## Exercise objective
Write out every line of the data below, from the line containing "volume-bar-17[interactable] xyxy=(398,278,412,321)" down to the line containing "volume-bar-2[interactable] xyxy=(68,291,82,321)", both included, without changing a single character.

## Dataset entries
◇ ◇ ◇ ◇ ◇

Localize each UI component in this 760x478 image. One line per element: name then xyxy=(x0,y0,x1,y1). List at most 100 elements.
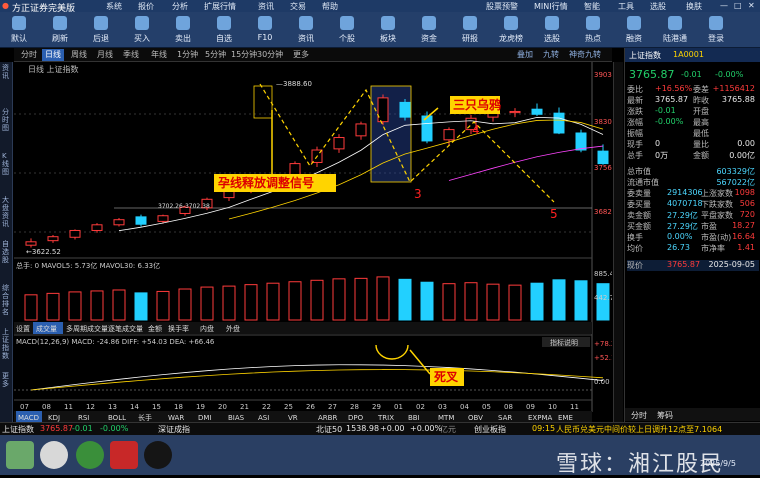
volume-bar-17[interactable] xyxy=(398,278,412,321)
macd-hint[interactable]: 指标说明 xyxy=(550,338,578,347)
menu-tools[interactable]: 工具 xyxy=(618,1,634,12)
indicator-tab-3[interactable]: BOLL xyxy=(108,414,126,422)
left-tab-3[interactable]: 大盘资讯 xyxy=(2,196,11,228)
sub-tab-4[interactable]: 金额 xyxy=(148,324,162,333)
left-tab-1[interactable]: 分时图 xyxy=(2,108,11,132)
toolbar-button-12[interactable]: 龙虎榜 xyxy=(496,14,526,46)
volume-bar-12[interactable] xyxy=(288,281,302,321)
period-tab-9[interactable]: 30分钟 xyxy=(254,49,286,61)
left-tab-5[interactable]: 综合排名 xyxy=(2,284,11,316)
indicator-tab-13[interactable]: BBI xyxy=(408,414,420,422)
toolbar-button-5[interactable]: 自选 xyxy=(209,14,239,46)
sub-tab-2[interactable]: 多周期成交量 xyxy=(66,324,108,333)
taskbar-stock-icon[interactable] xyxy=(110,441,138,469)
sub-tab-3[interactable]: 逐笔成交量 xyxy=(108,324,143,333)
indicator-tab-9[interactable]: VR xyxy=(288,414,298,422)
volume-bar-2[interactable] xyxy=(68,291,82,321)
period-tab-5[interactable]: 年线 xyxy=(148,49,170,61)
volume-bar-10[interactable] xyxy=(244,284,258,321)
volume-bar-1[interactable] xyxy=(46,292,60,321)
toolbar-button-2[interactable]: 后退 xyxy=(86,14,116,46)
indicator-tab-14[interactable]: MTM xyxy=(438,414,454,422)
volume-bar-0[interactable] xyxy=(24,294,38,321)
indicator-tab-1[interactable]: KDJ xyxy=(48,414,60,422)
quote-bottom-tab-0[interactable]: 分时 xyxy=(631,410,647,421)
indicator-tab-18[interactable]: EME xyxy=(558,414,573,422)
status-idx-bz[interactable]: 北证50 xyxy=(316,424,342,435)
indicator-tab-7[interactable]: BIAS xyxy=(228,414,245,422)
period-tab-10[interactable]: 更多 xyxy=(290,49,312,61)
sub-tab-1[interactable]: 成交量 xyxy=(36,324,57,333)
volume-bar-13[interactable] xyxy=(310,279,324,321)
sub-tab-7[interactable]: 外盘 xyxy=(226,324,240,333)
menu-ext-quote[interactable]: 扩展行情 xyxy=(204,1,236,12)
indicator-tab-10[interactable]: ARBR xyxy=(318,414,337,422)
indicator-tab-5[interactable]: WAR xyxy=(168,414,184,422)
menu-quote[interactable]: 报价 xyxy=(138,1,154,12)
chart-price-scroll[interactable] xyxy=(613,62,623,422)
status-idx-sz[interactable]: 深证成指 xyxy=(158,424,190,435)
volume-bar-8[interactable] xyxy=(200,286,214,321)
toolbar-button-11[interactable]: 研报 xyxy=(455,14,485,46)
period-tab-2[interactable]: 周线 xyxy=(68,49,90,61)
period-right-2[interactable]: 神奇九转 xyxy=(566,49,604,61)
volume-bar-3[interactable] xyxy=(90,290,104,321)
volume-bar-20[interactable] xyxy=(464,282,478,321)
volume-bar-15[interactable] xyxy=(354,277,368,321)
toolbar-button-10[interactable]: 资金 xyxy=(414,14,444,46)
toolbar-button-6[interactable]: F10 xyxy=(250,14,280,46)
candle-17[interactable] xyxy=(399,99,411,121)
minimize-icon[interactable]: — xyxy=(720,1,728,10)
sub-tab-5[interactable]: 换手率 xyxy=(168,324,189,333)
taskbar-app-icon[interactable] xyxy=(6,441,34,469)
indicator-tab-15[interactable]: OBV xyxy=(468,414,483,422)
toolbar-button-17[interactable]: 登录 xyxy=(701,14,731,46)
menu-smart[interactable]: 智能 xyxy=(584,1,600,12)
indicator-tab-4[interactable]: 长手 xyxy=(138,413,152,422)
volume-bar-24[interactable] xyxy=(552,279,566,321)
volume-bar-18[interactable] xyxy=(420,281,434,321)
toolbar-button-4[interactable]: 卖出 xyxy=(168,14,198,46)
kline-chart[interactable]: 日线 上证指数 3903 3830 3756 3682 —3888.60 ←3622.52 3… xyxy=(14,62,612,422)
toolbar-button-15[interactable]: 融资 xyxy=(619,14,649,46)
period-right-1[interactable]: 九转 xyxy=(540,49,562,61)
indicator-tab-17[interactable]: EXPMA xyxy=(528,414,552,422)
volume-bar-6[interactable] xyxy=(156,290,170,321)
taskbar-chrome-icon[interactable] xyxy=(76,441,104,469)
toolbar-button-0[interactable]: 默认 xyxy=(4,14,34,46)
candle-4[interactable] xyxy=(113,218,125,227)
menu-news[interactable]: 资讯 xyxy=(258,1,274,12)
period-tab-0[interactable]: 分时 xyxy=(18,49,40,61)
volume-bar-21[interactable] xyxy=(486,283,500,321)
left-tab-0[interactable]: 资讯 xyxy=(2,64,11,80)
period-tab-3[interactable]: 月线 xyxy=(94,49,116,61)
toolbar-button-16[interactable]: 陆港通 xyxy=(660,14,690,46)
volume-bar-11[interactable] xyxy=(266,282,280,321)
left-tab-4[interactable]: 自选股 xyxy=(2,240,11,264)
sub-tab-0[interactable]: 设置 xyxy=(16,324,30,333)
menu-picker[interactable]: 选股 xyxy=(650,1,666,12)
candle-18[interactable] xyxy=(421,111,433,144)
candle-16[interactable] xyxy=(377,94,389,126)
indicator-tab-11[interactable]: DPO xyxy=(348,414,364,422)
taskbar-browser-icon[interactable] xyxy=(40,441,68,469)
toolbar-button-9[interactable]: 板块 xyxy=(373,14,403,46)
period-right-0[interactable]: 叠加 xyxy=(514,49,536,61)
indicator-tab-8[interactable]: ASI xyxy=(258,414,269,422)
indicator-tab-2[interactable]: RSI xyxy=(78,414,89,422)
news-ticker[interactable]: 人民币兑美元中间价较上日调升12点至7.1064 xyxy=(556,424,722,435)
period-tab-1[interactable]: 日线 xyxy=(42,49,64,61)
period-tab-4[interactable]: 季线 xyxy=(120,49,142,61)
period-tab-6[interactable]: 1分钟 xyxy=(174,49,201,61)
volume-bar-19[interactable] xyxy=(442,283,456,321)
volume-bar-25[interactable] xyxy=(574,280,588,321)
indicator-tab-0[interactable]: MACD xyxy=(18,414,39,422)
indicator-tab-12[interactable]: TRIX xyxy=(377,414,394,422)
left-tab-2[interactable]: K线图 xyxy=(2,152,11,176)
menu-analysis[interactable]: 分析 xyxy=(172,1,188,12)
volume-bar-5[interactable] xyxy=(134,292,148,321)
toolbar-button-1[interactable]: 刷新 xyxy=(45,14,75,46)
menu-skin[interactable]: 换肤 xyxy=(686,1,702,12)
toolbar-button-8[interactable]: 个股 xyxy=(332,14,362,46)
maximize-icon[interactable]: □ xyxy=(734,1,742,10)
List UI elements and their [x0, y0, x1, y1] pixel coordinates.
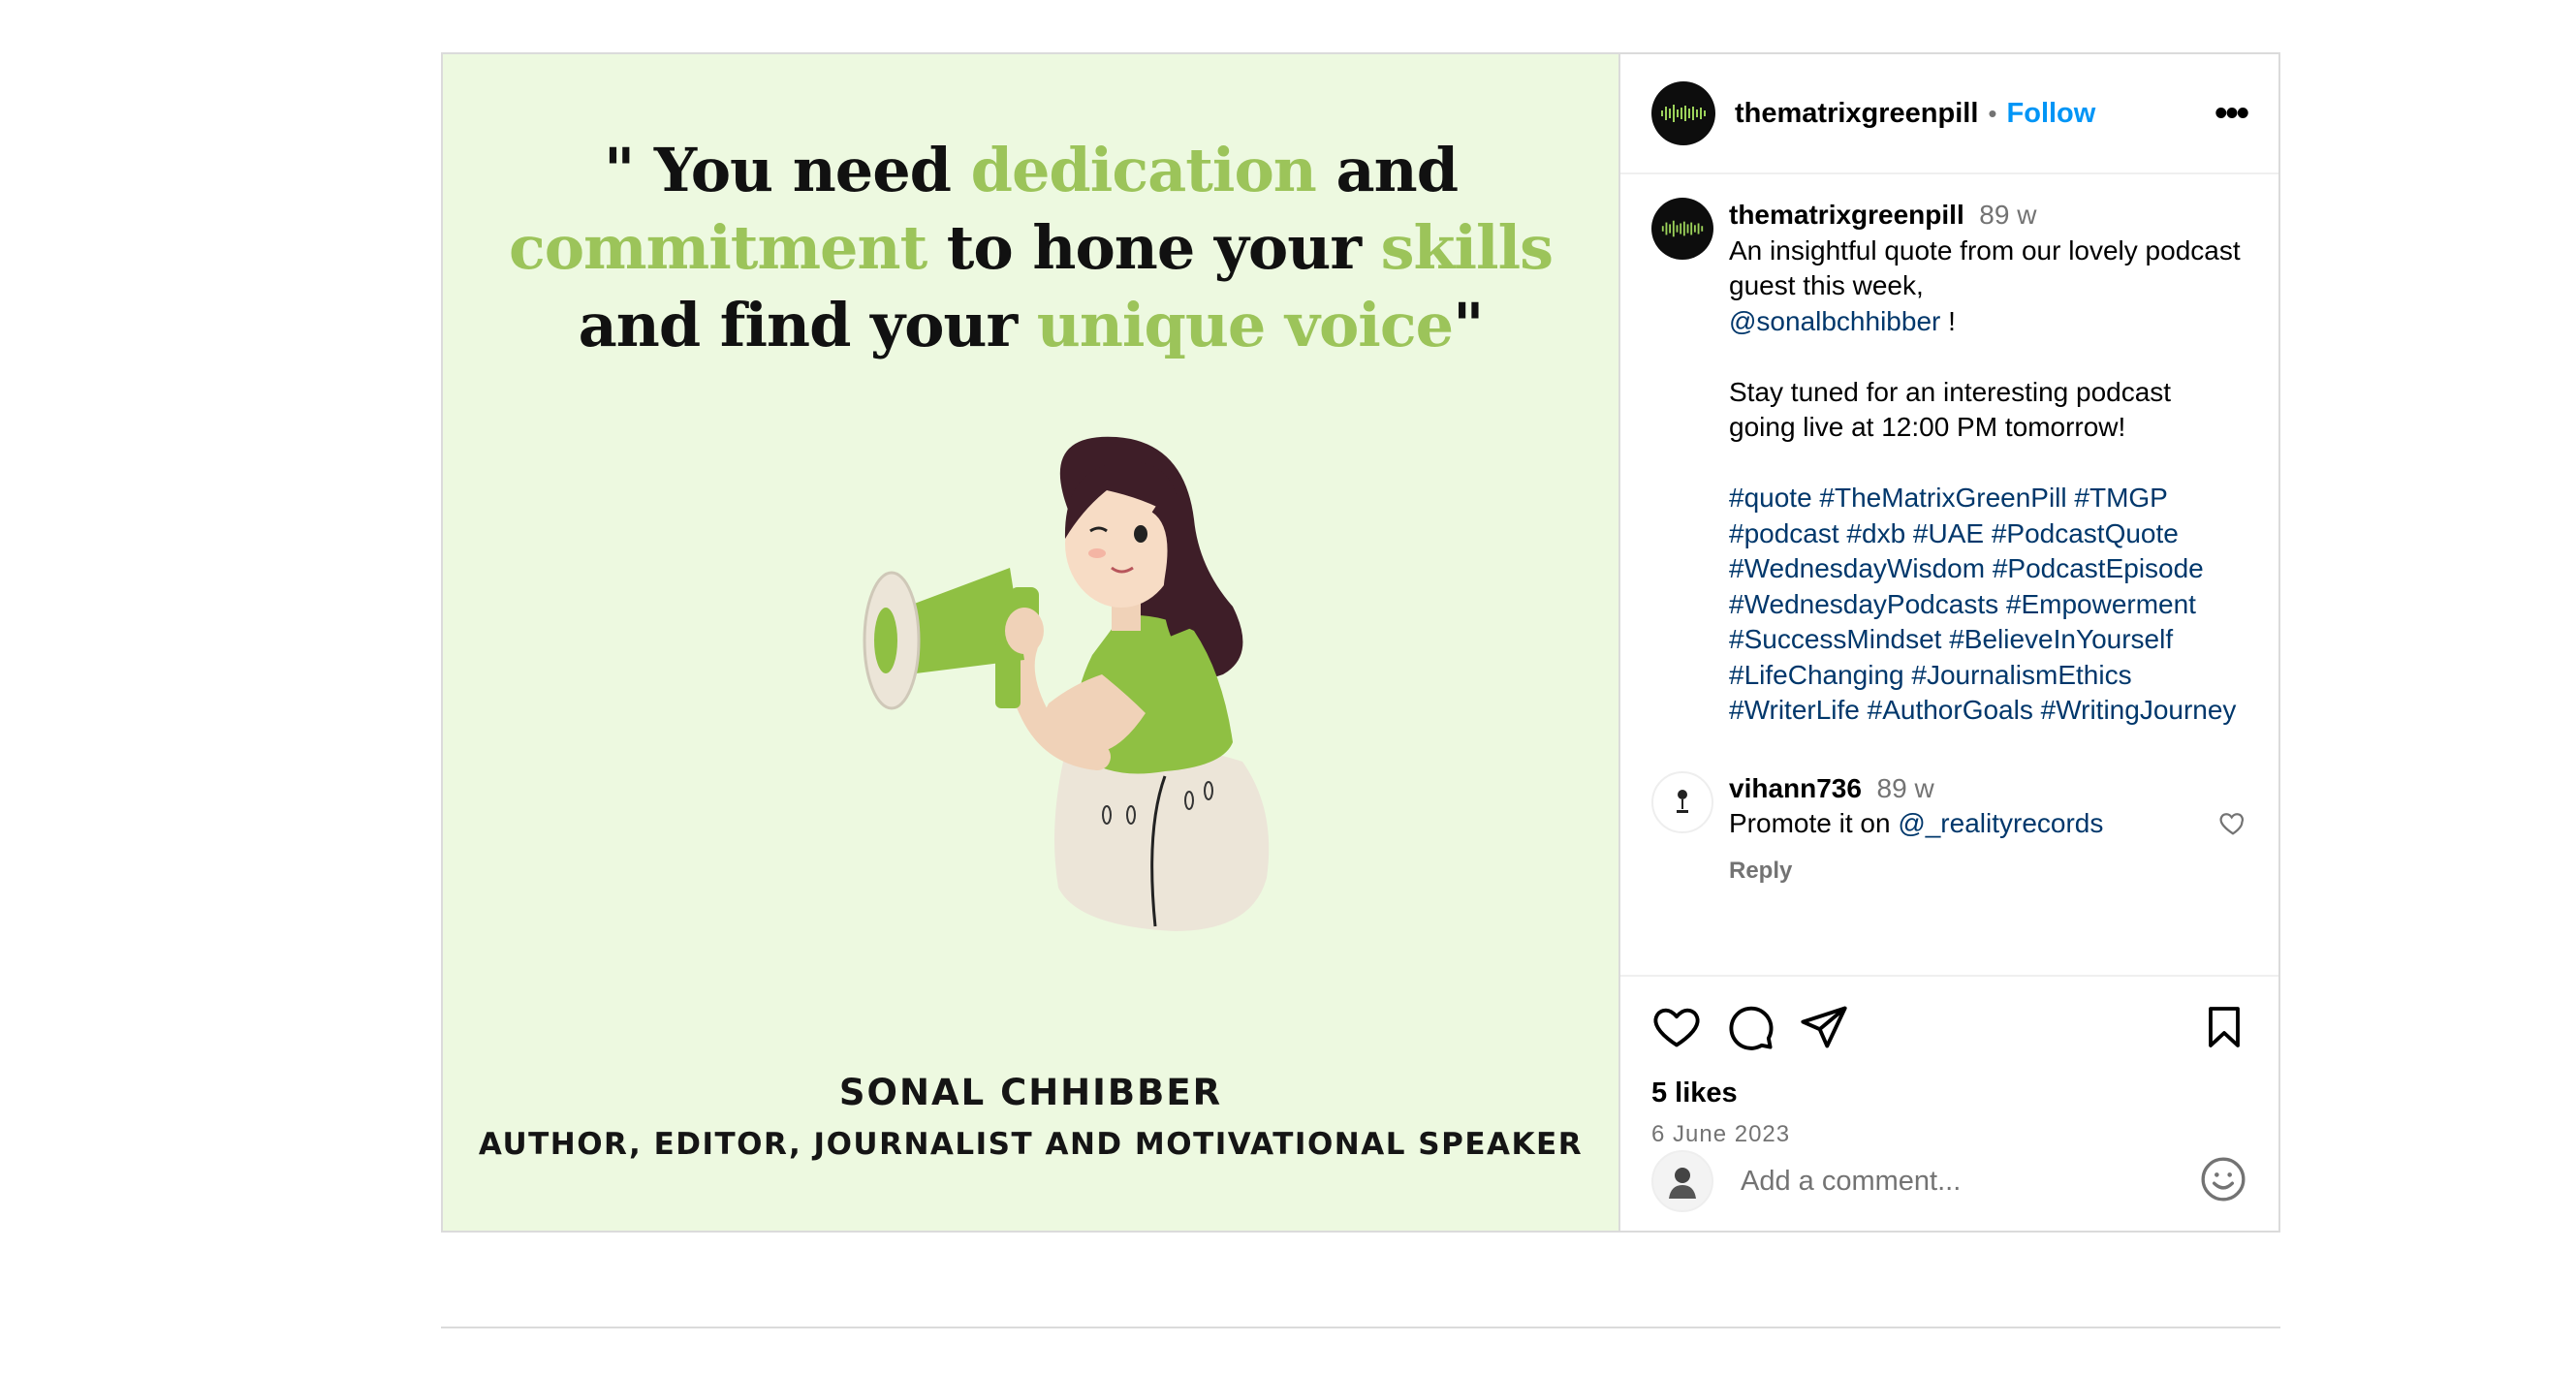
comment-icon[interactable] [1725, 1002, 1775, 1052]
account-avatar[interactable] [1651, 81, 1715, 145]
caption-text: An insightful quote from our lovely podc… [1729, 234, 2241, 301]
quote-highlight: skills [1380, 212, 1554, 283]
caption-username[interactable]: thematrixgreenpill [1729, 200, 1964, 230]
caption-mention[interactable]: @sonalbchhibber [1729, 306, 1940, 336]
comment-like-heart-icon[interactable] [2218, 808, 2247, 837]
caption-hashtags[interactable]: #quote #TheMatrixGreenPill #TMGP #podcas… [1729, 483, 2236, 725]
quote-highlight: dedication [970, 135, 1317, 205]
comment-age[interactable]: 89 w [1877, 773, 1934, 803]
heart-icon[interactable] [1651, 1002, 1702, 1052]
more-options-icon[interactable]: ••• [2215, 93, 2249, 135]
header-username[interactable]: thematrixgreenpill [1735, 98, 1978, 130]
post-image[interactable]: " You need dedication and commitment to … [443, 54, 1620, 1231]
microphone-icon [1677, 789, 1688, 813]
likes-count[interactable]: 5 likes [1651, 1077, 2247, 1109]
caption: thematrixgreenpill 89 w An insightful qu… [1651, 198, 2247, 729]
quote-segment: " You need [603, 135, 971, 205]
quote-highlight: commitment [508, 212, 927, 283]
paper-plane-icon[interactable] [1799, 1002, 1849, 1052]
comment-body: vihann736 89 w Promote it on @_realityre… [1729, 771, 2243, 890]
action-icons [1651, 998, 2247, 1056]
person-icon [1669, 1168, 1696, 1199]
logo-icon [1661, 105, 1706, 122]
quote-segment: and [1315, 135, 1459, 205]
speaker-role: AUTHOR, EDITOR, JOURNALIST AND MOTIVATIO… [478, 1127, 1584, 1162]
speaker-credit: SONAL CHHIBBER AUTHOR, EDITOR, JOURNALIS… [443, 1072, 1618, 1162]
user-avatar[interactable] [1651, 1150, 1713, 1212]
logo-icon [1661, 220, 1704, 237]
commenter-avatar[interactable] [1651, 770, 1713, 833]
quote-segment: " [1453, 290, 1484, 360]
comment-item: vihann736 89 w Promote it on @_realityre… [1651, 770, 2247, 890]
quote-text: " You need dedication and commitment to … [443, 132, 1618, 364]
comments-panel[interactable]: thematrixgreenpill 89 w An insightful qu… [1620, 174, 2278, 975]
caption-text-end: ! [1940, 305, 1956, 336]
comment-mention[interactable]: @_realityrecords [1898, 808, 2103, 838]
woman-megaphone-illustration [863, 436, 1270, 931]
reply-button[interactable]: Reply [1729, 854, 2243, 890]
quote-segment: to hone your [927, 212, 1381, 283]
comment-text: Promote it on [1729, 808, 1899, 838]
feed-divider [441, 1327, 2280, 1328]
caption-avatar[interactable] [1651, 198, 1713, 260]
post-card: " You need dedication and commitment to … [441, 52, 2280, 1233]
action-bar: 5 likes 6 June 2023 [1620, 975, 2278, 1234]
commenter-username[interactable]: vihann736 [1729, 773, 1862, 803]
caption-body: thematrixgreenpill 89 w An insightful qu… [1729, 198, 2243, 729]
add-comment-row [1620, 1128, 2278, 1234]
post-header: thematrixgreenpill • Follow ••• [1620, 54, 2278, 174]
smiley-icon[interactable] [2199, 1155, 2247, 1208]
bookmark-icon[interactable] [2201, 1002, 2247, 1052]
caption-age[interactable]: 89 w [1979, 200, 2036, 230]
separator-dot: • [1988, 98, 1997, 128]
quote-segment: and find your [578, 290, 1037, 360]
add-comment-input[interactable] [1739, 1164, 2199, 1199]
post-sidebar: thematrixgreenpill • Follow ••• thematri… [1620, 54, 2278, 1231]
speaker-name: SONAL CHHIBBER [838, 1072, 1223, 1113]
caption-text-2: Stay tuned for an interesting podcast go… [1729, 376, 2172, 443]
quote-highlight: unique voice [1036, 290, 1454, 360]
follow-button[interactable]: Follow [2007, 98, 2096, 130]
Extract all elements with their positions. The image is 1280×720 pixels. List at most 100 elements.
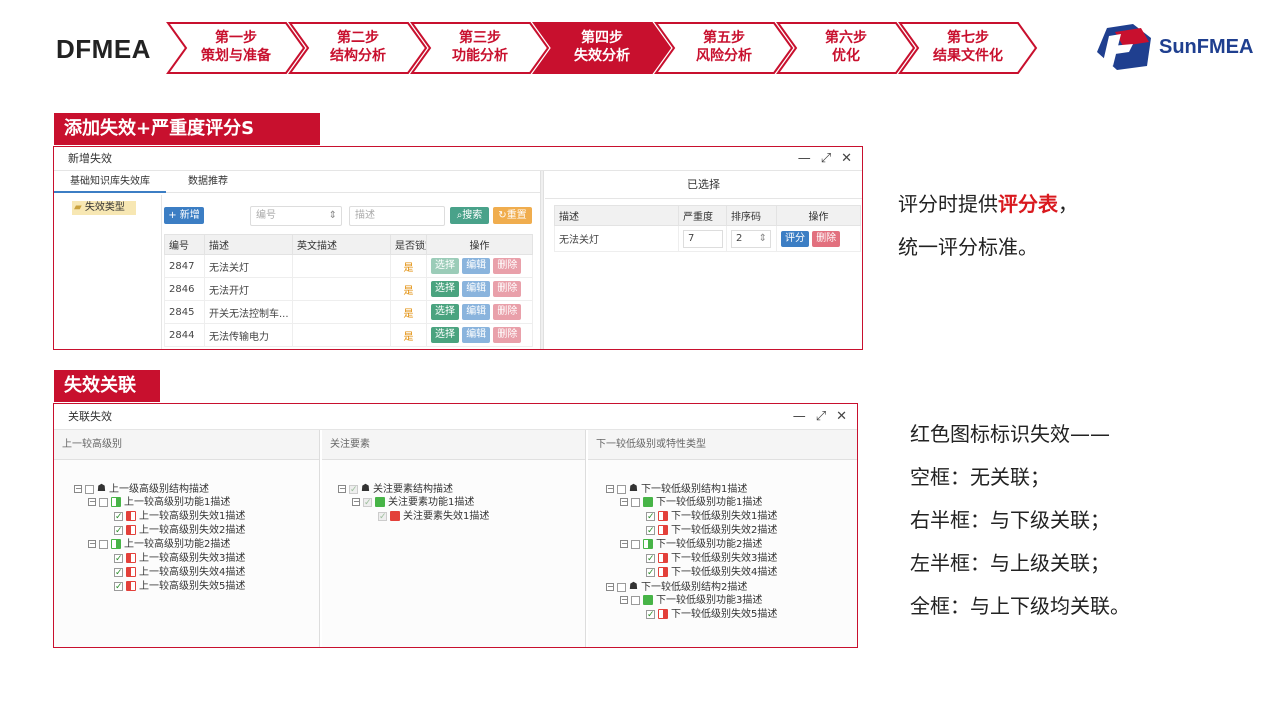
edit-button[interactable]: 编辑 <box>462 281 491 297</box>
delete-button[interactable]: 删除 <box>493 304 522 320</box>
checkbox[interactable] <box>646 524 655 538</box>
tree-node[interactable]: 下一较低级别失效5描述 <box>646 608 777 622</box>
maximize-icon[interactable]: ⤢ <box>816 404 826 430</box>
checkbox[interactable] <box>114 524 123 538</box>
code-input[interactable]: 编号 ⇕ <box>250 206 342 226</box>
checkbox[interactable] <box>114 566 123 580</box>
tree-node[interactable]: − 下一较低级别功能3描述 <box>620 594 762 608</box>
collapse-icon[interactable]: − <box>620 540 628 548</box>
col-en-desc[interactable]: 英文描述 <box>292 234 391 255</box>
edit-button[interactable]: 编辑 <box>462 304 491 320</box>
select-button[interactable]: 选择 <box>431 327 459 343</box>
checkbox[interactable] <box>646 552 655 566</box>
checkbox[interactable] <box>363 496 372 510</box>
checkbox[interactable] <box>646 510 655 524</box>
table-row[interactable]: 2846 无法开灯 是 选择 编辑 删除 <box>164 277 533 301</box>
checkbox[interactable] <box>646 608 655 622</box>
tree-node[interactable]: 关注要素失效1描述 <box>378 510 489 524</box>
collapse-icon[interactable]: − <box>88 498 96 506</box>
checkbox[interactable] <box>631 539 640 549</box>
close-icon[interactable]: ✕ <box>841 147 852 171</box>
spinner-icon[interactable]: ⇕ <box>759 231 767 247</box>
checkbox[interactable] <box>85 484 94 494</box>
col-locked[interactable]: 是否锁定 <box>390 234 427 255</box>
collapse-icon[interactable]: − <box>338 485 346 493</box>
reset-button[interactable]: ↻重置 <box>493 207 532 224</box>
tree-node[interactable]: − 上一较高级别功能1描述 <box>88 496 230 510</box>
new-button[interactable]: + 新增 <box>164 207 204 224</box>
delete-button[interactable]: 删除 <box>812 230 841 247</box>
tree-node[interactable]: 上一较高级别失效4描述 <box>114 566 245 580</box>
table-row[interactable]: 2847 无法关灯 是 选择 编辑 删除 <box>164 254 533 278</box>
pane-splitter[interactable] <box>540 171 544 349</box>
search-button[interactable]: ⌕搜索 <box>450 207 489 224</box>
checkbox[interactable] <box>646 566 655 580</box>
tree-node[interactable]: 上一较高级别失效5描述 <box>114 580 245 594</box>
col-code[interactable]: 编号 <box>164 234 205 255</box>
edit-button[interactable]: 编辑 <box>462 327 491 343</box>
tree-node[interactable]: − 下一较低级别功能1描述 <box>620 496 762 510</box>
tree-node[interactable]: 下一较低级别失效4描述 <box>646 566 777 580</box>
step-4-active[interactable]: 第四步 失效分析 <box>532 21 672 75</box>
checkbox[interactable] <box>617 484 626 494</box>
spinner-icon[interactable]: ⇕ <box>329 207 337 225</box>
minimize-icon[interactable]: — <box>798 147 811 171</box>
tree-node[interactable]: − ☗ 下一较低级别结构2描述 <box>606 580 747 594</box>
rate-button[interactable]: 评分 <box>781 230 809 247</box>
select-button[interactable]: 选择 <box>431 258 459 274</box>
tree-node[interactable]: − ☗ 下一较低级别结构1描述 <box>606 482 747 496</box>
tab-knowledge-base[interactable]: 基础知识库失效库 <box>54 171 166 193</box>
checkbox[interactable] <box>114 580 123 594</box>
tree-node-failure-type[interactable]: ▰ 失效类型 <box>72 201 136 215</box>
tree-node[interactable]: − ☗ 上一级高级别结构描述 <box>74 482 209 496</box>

◇ ◇ ◇ ◇ ◇

## Expected answer
volume-bar-17[interactable] xyxy=(398,278,412,321)
macd-hint[interactable]: 指标说明 xyxy=(550,338,578,347)
menu-tools[interactable]: 工具 xyxy=(618,1,634,12)
indicator-tab-3[interactable]: BOLL xyxy=(108,414,126,422)
left-tab-3[interactable]: 大盘资讯 xyxy=(2,196,11,228)
sub-tab-4[interactable]: 金额 xyxy=(148,324,162,333)
left-tab-1[interactable]: 分时图 xyxy=(2,108,11,132)
toolbar-button-12[interactable]: 龙虎榜 xyxy=(496,14,526,46)
volume-bar-12[interactable] xyxy=(288,281,302,321)
period-tab-9[interactable]: 30分钟 xyxy=(254,49,286,61)
left-tab-5[interactable]: 综合排名 xyxy=(2,284,11,316)
indicator-tab-13[interactable]: BBI xyxy=(408,414,420,422)
toolbar-button-5[interactable]: 自选 xyxy=(209,14,239,46)
sub-tab-2[interactable]: 多周期成交量 xyxy=(66,324,108,333)
taskbar-stock-icon[interactable] xyxy=(110,441,138,469)
sub-tab-3[interactable]: 逐笔成交量 xyxy=(108,324,143,333)
indicator-tab-9[interactable]: VR xyxy=(288,414,298,422)
volume-bar-2[interactable] xyxy=(68,291,82,321)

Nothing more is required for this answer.